Task instructions => Leave every picture out and write out the records below exactly.

Raw records =>
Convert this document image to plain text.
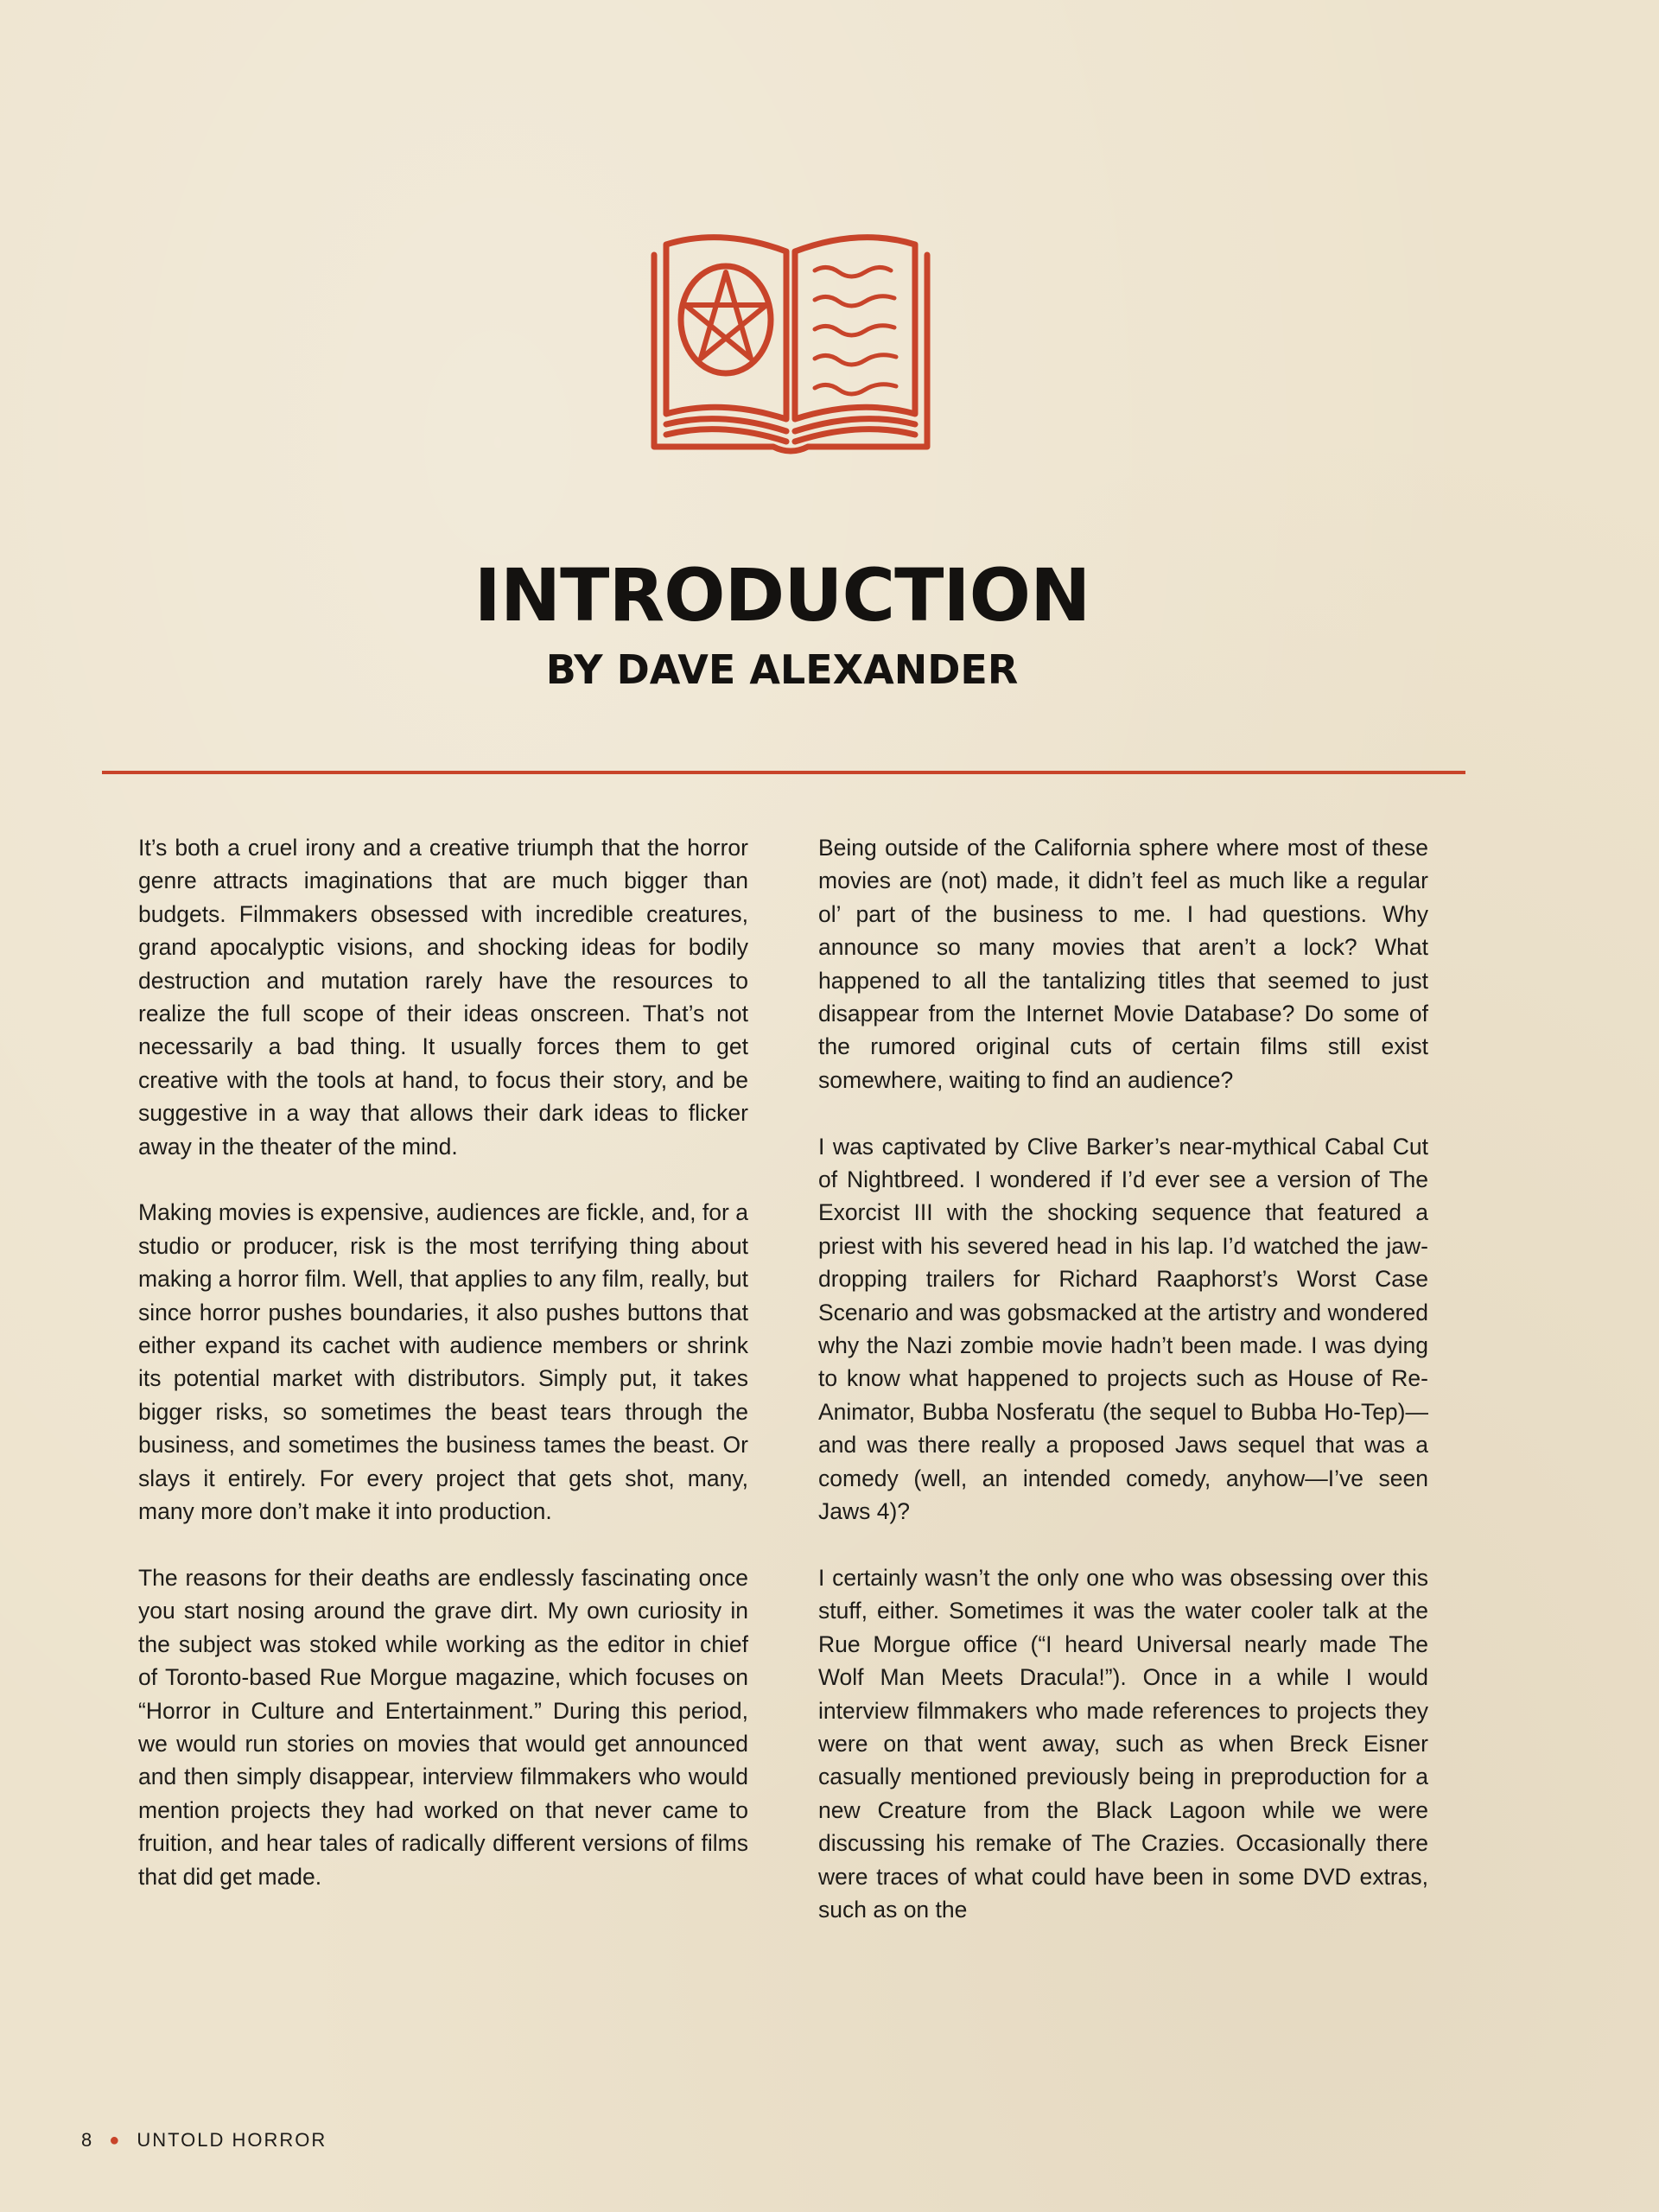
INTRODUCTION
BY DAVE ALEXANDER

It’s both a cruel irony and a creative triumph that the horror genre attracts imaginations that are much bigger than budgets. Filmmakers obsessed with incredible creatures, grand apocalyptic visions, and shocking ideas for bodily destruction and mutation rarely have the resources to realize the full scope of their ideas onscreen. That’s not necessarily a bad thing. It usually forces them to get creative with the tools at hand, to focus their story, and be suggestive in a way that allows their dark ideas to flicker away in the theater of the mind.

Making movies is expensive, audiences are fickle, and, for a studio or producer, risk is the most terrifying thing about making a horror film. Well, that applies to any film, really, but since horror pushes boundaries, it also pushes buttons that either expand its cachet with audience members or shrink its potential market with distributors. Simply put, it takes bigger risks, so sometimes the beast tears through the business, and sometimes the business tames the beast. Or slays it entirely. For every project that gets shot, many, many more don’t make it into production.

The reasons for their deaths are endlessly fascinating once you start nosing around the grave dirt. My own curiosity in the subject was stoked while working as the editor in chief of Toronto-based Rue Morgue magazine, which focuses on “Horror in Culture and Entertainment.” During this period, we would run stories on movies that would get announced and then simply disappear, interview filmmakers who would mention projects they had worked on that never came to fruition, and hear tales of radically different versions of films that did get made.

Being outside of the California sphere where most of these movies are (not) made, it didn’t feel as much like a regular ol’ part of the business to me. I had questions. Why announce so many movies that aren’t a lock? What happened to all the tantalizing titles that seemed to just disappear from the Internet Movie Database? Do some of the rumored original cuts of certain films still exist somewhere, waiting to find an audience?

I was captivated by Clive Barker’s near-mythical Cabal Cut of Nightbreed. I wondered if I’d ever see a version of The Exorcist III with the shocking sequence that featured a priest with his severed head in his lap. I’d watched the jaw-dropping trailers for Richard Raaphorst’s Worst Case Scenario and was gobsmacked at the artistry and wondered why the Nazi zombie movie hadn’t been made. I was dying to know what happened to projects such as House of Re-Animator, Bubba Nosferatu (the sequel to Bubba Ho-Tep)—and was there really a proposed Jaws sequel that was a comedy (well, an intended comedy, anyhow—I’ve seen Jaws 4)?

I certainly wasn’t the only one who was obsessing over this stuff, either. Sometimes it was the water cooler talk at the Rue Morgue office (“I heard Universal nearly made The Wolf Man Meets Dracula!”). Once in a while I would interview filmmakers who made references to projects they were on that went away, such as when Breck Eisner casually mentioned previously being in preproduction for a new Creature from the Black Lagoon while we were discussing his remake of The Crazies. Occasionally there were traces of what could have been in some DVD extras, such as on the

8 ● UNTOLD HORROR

Worked solution =>
Convert this document image to plain text.
INTRODUCTION
BY DAVE ALEXANDER

It’s both a cruel irony and a creative triumph that the horror genre attracts imaginations that are much bigger than budgets. Filmmakers obsessed with incredible creatures, grand apocalyptic visions, and shocking ideas for bodily destruction and mutation rarely have the resources to realize the full scope of their ideas onscreen. That’s not necessarily a bad thing. It usually forces them to get creative with the tools at hand, to focus their story, and be suggestive in a way that allows their dark ideas to flicker away in the theater of the mind.

Making movies is expensive, audiences are fickle, and, for a studio or producer, risk is the most terrifying thing about making a horror film. Well, that applies to any film, really, but since horror pushes boundaries, it also pushes buttons that either expand its cachet with audience members or shrink its potential market with distributors. Simply put, it takes bigger risks, so sometimes the beast tears through the business, and sometimes the business tames the beast. Or slays it entirely. For every project that gets shot, many, many more don’t make it into production.

The reasons for their deaths are endlessly fascinating once you start nosing around the grave dirt. My own curiosity in the subject was stoked while working as the editor in chief of Toronto-based Rue Morgue magazine, which focuses on “Horror in Culture and Entertainment.” During this period, we would run stories on movies that would get announced and then simply disappear, interview filmmakers who would mention projects they had worked on that never came to fruition, and hear tales of radically different versions of films that did get made.

Being outside of the California sphere where most of these movies are (not) made, it didn’t feel as much like a regular ol’ part of the business to me. I had questions. Why announce so many movies that aren’t a lock? What happened to all the tantalizing titles that seemed to just disappear from the Internet Movie Database? Do some of the rumored original cuts of certain films still exist somewhere, waiting to find an audience?

I was captivated by Clive Barker’s near-mythical Cabal Cut of Nightbreed. I wondered if I’d ever see a version of The Exorcist III with the shocking sequence that featured a priest with his severed head in his lap. I’d watched the jaw-dropping trailers for Richard Raaphorst’s Worst Case Scenario and was gobsmacked at the artistry and wondered why the Nazi zombie movie hadn’t been made. I was dying to know what happened to projects such as House of Re-Animator, Bubba Nosferatu (the sequel to Bubba Ho-Tep)—and was there really a proposed Jaws sequel that was a comedy (well, an intended comedy, anyhow—I’ve seen Jaws 4)?

I certainly wasn’t the only one who was obsessing over this stuff, either. Sometimes it was the water cooler talk at the Rue Morgue office (“I heard Universal nearly made The Wolf Man Meets Dracula!”). Once in a while I would interview filmmakers who made references to projects they were on that went away, such as when Breck Eisner casually mentioned previously being in preproduction for a new Creature from the Black Lagoon while we were discussing his remake of The Crazies. Occasionally there were traces of what could have been in some DVD extras, such as on the

8 ● UNTOLD HORROR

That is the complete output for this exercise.